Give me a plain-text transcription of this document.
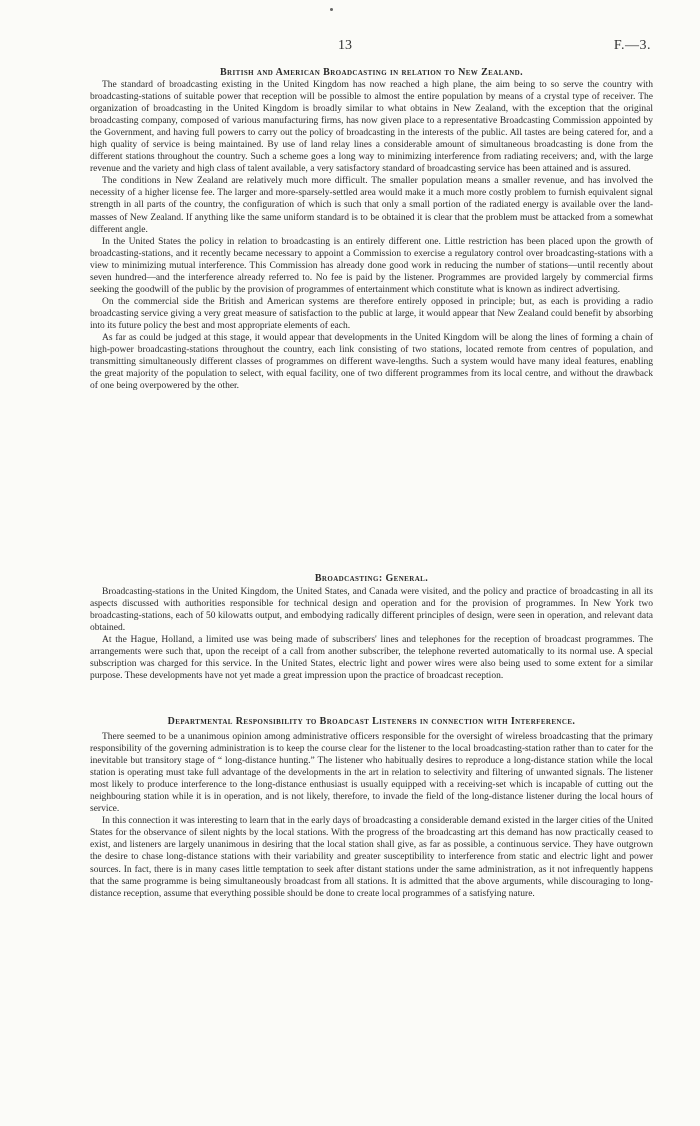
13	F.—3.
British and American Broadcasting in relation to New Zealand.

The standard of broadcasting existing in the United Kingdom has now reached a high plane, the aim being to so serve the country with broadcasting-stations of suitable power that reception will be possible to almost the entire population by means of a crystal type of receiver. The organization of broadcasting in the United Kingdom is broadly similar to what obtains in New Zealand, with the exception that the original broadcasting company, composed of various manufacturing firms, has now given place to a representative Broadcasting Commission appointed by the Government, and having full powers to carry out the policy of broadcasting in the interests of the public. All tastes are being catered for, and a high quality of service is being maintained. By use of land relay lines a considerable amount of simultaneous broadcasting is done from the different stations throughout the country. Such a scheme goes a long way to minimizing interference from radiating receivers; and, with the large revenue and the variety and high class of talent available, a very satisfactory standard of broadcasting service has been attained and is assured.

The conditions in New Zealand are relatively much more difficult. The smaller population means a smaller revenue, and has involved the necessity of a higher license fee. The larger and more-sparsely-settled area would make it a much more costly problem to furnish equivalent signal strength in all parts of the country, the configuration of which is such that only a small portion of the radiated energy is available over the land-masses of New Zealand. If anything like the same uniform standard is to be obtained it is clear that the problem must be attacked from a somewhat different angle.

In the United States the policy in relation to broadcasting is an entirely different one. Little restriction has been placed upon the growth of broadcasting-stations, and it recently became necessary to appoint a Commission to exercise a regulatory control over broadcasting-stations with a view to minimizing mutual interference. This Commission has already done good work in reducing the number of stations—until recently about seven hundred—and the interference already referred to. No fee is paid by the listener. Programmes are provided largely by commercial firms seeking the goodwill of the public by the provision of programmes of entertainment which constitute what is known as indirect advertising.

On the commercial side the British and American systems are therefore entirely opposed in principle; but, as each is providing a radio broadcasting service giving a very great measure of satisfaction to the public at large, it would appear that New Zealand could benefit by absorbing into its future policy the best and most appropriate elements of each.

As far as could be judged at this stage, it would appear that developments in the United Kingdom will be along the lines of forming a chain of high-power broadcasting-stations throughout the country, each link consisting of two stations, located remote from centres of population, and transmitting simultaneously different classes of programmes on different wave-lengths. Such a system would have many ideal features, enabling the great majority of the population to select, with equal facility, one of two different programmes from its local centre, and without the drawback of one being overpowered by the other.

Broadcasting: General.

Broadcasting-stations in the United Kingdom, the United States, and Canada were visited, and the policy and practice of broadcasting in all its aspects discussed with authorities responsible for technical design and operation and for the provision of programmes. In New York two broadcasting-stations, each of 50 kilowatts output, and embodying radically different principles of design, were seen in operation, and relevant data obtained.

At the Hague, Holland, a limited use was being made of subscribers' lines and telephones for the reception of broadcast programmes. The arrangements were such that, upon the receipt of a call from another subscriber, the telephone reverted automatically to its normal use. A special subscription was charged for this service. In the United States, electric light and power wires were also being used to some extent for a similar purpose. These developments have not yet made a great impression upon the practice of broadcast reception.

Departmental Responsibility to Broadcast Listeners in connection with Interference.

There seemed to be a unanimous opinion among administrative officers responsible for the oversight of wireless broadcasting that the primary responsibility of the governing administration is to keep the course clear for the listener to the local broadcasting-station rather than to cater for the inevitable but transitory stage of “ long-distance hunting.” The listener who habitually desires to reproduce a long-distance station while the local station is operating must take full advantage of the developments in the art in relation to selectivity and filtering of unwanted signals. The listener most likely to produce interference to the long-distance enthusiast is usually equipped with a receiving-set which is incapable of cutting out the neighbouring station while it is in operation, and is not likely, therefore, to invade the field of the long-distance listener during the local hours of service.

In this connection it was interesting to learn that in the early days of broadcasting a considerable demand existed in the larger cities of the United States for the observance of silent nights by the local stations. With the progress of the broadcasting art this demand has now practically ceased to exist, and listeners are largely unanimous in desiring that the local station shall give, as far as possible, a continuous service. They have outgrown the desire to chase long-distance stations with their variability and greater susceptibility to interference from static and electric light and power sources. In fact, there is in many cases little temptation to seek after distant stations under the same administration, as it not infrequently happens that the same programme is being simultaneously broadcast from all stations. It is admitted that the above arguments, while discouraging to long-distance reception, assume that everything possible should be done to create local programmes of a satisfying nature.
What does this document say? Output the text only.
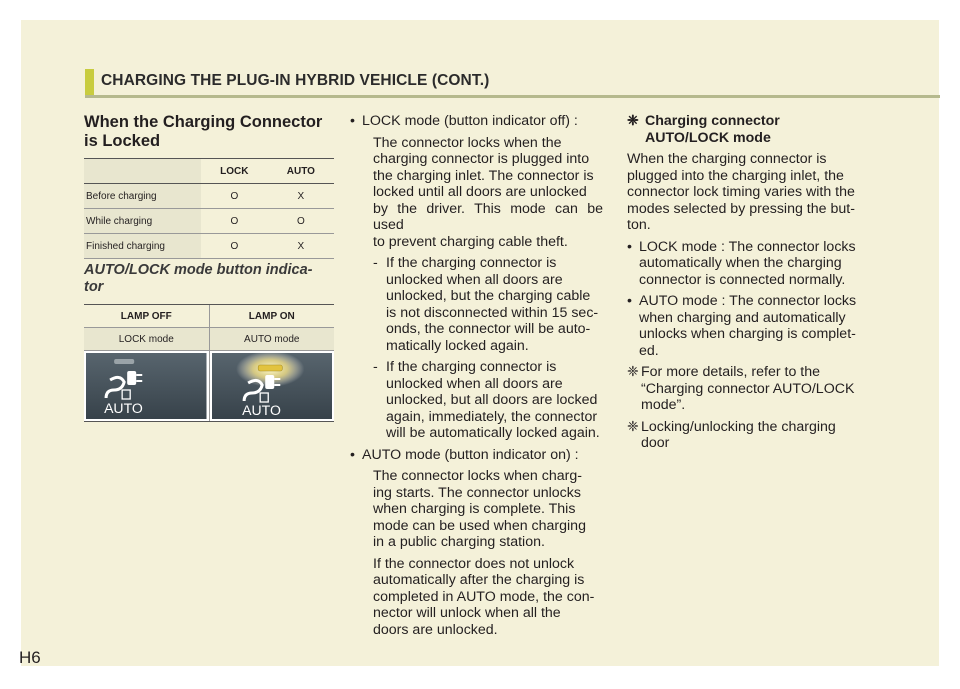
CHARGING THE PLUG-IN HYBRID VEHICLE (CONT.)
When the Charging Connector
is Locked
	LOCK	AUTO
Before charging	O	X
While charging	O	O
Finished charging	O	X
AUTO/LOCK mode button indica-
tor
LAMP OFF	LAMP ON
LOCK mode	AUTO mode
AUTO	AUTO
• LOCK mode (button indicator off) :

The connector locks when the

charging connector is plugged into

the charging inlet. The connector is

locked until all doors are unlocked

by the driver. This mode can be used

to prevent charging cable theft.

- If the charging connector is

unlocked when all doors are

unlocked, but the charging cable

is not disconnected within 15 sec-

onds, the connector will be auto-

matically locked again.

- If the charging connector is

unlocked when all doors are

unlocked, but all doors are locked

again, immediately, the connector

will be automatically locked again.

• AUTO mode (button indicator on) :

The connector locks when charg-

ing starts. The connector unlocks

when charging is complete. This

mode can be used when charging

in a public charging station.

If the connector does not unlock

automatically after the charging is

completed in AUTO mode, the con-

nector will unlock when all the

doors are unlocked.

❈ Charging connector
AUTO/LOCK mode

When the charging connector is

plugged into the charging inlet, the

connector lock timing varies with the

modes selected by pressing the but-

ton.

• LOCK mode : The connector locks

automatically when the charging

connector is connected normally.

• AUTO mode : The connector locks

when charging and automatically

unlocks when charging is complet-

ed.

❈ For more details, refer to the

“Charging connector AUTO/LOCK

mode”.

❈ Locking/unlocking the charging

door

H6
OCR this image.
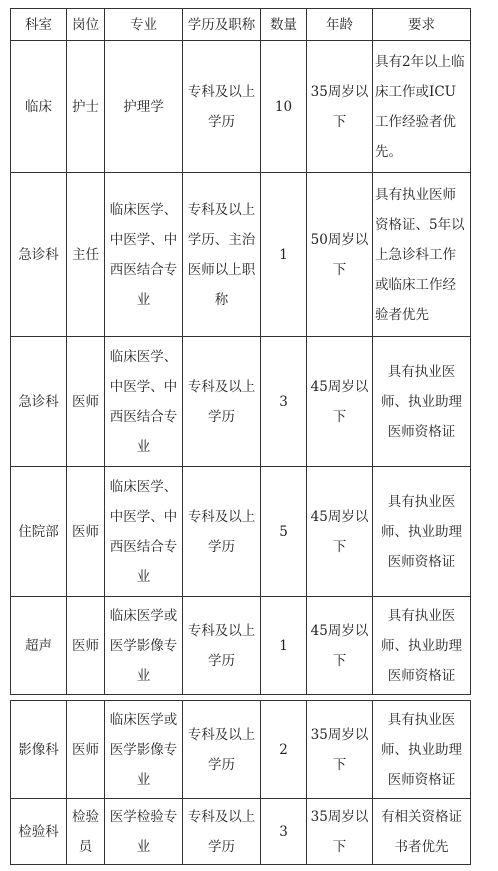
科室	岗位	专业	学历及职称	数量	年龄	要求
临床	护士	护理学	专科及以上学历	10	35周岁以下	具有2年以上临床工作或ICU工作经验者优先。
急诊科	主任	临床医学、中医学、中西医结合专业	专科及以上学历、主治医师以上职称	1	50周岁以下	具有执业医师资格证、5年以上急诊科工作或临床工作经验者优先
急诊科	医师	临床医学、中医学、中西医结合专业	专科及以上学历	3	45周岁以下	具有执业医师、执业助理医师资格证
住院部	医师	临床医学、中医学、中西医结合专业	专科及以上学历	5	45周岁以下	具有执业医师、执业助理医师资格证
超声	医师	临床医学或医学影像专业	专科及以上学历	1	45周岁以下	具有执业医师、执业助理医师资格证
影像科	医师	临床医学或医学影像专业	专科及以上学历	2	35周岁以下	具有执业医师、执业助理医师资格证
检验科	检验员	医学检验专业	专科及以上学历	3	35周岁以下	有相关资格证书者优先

+ + +

- **Your task**:
Print every record above exactly as written, leaving out the pictures.

- **Response to the task**:
Give me a plain-text transcription of this document.
13	F.—3.
British and American Broadcasting in relation to New Zealand.

The standard of broadcasting existing in the United Kingdom has now reached a high plane, the aim being to so serve the country with broadcasting-stations of suitable power that reception will be possible to almost the entire population by means of a crystal type of receiver. The organization of broadcasting in the United Kingdom is broadly similar to what obtains in New Zealand, with the exception that the original broadcasting company, composed of various manufacturing firms, has now given place to a representative Broadcasting Commission appointed by the Government, and having full powers to carry out the policy of broadcasting in the interests of the public. All tastes are being catered for, and a high quality of service is being maintained. By use of land relay lines a considerable amount of simultaneous broadcasting is done from the different stations throughout the country. Such a scheme goes a long way to minimizing interference from radiating receivers; and, with the large revenue and the variety and high class of talent available, a very satisfactory standard of broadcasting service has been attained and is assured.

The conditions in New Zealand are relatively much more difficult. The smaller population means a smaller revenue, and has involved the necessity of a higher license fee. The larger and more-sparsely-settled area would make it a much more costly problem to furnish equivalent signal strength in all parts of the country, the configuration of which is such that only a small portion of the radiated energy is available over the land-masses of New Zealand. If anything like the same uniform standard is to be obtained it is clear that the problem must be attacked from a somewhat different angle.

In the United States the policy in relation to broadcasting is an entirely different one. Little restriction has been placed upon the growth of broadcasting-stations, and it recently became necessary to appoint a Commission to exercise a regulatory control over broadcasting-stations with a view to minimizing mutual interference. This Commission has already done good work in reducing the number of stations—until recently about seven hundred—and the interference already referred to. No fee is paid by the listener. Programmes are provided largely by commercial firms seeking the goodwill of the public by the provision of programmes of entertainment which constitute what is known as indirect advertising.

On the commercial side the British and American systems are therefore entirely opposed in principle; but, as each is providing a radio broadcasting service giving a very great measure of satisfaction to the public at large, it would appear that New Zealand could benefit by absorbing into its future policy the best and most appropriate elements of each.

As far as could be judged at this stage, it would appear that developments in the United Kingdom will be along the lines of forming a chain of high-power broadcasting-stations throughout the country, each link consisting of two stations, located remote from centres of population, and transmitting simultaneously different classes of programmes on different wave-lengths. Such a system would have many ideal features, enabling the great majority of the population to select, with equal facility, one of two different programmes from its local centre, and without the drawback of one being overpowered by the other.

Broadcasting: General.

Broadcasting-stations in the United Kingdom, the United States, and Canada were visited, and the policy and practice of broadcasting in all its aspects discussed with authorities responsible for technical design and operation and for the provision of programmes. In New York two broadcasting-stations, each of 50 kilowatts output, and embodying radically different principles of design, were seen in operation, and relevant data obtained.

At the Hague, Holland, a limited use was being made of subscribers' lines and telephones for the reception of broadcast programmes. The arrangements were such that, upon the receipt of a call from another subscriber, the telephone reverted automatically to its normal use. A special subscription was charged for this service. In the United States, electric light and power wires were also being used to some extent for a similar purpose. These developments have not yet made a great impression upon the practice of broadcast reception.

Departmental Responsibility to Broadcast Listeners in connection with Interference.

There seemed to be a unanimous opinion among administrative officers responsible for the oversight of wireless broadcasting that the primary responsibility of the governing administration is to keep the course clear for the listener to the local broadcasting-station rather than to cater for the inevitable but transitory stage of “ long-distance hunting.” The listener who habitually desires to reproduce a long-distance station while the local station is operating must take full advantage of the developments in the art in relation to selectivity and filtering of unwanted signals. The listener most likely to produce interference to the long-distance enthusiast is usually equipped with a receiving-set which is incapable of cutting out the neighbouring station while it is in operation, and is not likely, therefore, to invade the field of the long-distance listener during the local hours of service.

In this connection it was interesting to learn that in the early days of broadcasting a considerable demand existed in the larger cities of the United States for the observance of silent nights by the local stations. With the progress of the broadcasting art this demand has now practically ceased to exist, and listeners are largely unanimous in desiring that the local station shall give, as far as possible, a continuous service. They have outgrown the desire to chase long-distance stations with their variability and greater susceptibility to interference from static and electric light and power sources. In fact, there is in many cases little temptation to seek after distant stations under the same administration, as it not infrequently happens that the same programme is being simultaneously broadcast from all stations. It is admitted that the above arguments, while discouraging to long-distance reception, assume that everything possible should be done to create local programmes of a satisfying nature.
What does this document say? Output the text only.
CHARGING THE PLUG-IN HYBRID VEHICLE (CONT.)
When the Charging Connector
is Locked
	LOCK	AUTO
Before charging	O	X
While charging	O	O
Finished charging	O	X
AUTO/LOCK mode button indica-
tor
LAMP OFF	LAMP ON
LOCK mode	AUTO mode
AUTO	AUTO
• LOCK mode (button indicator off) :

The connector locks when the

charging connector is plugged into

the charging inlet. The connector is

locked until all doors are unlocked

by the driver. This mode can be used

to prevent charging cable theft.

- If the charging connector is

unlocked when all doors are

unlocked, but the charging cable

is not disconnected within 15 sec-

onds, the connector will be auto-

matically locked again.

- If the charging connector is

unlocked when all doors are

unlocked, but all doors are locked

again, immediately, the connector

will be automatically locked again.

• AUTO mode (button indicator on) :

The connector locks when charg-

ing starts. The connector unlocks

when charging is complete. This

mode can be used when charging

in a public charging station.

If the connector does not unlock

automatically after the charging is

completed in AUTO mode, the con-

nector will unlock when all the

doors are unlocked.

❈ Charging connector
AUTO/LOCK mode

When the charging connector is

plugged into the charging inlet, the

connector lock timing varies with the

modes selected by pressing the but-

ton.

• LOCK mode : The connector locks

automatically when the charging

connector is connected normally.

• AUTO mode : The connector locks

when charging and automatically

unlocks when charging is complet-

ed.

❈ For more details, refer to the

“Charging connector AUTO/LOCK

mode”.

❈ Locking/unlocking the charging

door

H6
OCR this image.
科室	岗位	专业	学历及职称	数量	年龄	要求
临床	护士	护理学	专科及以上学历	10	35周岁以下	具有2年以上临床工作或ICU工作经验者优先。
急诊科	主任	临床医学、中医学、中西医结合专业	专科及以上学历、主治医师以上职称	1	50周岁以下	具有执业医师资格证、5年以上急诊科工作或临床工作经验者优先
急诊科	医师	临床医学、中医学、中西医结合专业	专科及以上学历	3	45周岁以下	具有执业医师、执业助理医师资格证
住院部	医师	临床医学、中医学、中西医结合专业	专科及以上学历	5	45周岁以下	具有执业医师、执业助理医师资格证
超声	医师	临床医学或医学影像专业	专科及以上学历	1	45周岁以下	具有执业医师、执业助理医师资格证
影像科	医师	临床医学或医学影像专业	专科及以上学历	2	35周岁以下	具有执业医师、执业助理医师资格证
检验科	检验员	医学检验专业	专科及以上学历	3	35周岁以下	有相关资格证书者优先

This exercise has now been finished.